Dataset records
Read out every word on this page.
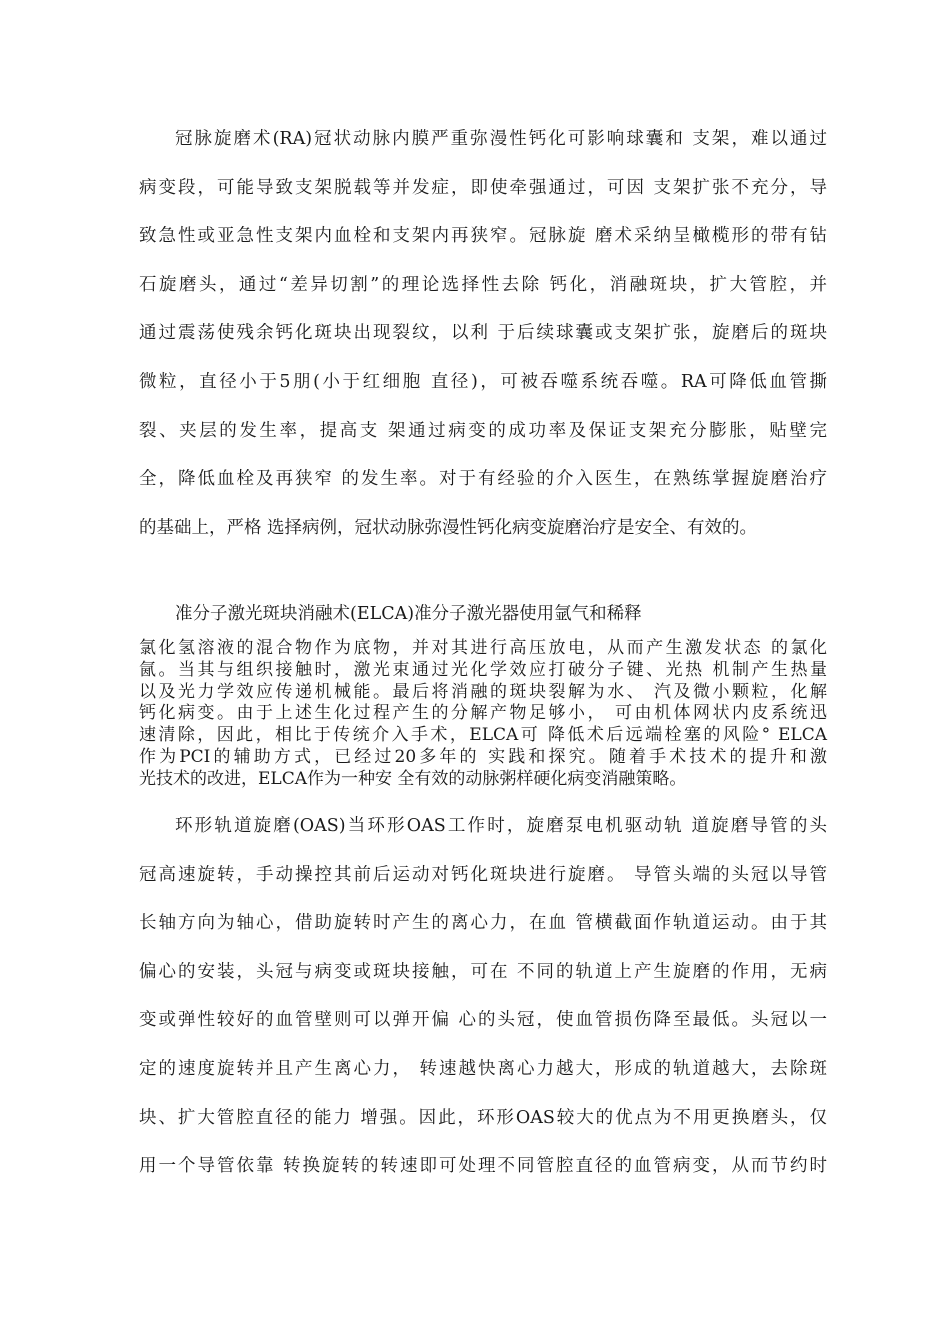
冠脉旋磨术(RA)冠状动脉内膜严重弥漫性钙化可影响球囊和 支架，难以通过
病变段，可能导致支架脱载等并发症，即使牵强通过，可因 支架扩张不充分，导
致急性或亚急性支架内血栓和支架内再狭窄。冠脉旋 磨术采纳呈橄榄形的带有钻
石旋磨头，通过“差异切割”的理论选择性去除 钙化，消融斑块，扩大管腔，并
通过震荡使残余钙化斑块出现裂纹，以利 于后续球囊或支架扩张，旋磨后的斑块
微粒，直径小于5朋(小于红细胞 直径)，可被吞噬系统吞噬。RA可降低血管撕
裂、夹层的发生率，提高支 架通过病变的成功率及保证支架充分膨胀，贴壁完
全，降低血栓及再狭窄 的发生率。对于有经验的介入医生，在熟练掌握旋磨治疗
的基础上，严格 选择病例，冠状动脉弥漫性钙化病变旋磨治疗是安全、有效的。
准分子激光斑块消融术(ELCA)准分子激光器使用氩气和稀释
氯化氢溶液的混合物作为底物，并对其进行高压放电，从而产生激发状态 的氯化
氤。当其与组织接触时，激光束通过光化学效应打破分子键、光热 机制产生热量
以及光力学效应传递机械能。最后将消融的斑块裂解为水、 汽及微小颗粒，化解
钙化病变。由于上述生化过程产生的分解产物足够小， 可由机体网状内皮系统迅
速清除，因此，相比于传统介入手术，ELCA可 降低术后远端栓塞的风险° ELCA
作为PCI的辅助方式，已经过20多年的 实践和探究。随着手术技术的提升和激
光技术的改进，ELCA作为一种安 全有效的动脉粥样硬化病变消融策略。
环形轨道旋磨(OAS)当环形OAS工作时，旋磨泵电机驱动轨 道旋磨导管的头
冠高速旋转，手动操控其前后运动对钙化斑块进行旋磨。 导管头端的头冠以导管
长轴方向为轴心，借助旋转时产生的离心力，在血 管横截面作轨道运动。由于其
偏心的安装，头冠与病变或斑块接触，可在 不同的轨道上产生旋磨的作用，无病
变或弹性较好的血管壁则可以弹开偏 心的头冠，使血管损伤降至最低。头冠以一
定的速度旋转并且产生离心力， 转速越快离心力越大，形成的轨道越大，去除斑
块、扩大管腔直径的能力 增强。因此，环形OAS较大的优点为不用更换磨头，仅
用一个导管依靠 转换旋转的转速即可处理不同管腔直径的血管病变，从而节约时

▶ Exercise prompt: Pictures are excluded; copy all other data exactly as shown.

▶ Completed task:
Read out every word on this page.
冠脉旋磨术(RA)冠状动脉内膜严重弥漫性钙化可影响球囊和 支架，难以通过
病变段，可能导致支架脱载等并发症，即使牵强通过，可因 支架扩张不充分，导
致急性或亚急性支架内血栓和支架内再狭窄。冠脉旋 磨术采纳呈橄榄形的带有钻
石旋磨头，通过“差异切割”的理论选择性去除 钙化，消融斑块，扩大管腔，并
通过震荡使残余钙化斑块出现裂纹，以利 于后续球囊或支架扩张，旋磨后的斑块
微粒，直径小于5朋(小于红细胞 直径)，可被吞噬系统吞噬。RA可降低血管撕
裂、夹层的发生率，提高支 架通过病变的成功率及保证支架充分膨胀，贴壁完
全，降低血栓及再狭窄 的发生率。对于有经验的介入医生，在熟练掌握旋磨治疗
的基础上，严格 选择病例，冠状动脉弥漫性钙化病变旋磨治疗是安全、有效的。
准分子激光斑块消融术(ELCA)准分子激光器使用氩气和稀释
氯化氢溶液的混合物作为底物，并对其进行高压放电，从而产生激发状态 的氯化
氤。当其与组织接触时，激光束通过光化学效应打破分子键、光热 机制产生热量
以及光力学效应传递机械能。最后将消融的斑块裂解为水、 汽及微小颗粒，化解
钙化病变。由于上述生化过程产生的分解产物足够小， 可由机体网状内皮系统迅
速清除，因此，相比于传统介入手术，ELCA可 降低术后远端栓塞的风险° ELCA
作为PCI的辅助方式，已经过20多年的 实践和探究。随着手术技术的提升和激
光技术的改进，ELCA作为一种安 全有效的动脉粥样硬化病变消融策略。
环形轨道旋磨(OAS)当环形OAS工作时，旋磨泵电机驱动轨 道旋磨导管的头
冠高速旋转，手动操控其前后运动对钙化斑块进行旋磨。 导管头端的头冠以导管
长轴方向为轴心，借助旋转时产生的离心力，在血 管横截面作轨道运动。由于其
偏心的安装，头冠与病变或斑块接触，可在 不同的轨道上产生旋磨的作用，无病
变或弹性较好的血管壁则可以弹开偏 心的头冠，使血管损伤降至最低。头冠以一
定的速度旋转并且产生离心力， 转速越快离心力越大，形成的轨道越大，去除斑
块、扩大管腔直径的能力 增强。因此，环形OAS较大的优点为不用更换磨头，仅
用一个导管依靠 转换旋转的转速即可处理不同管腔直径的血管病变，从而节约时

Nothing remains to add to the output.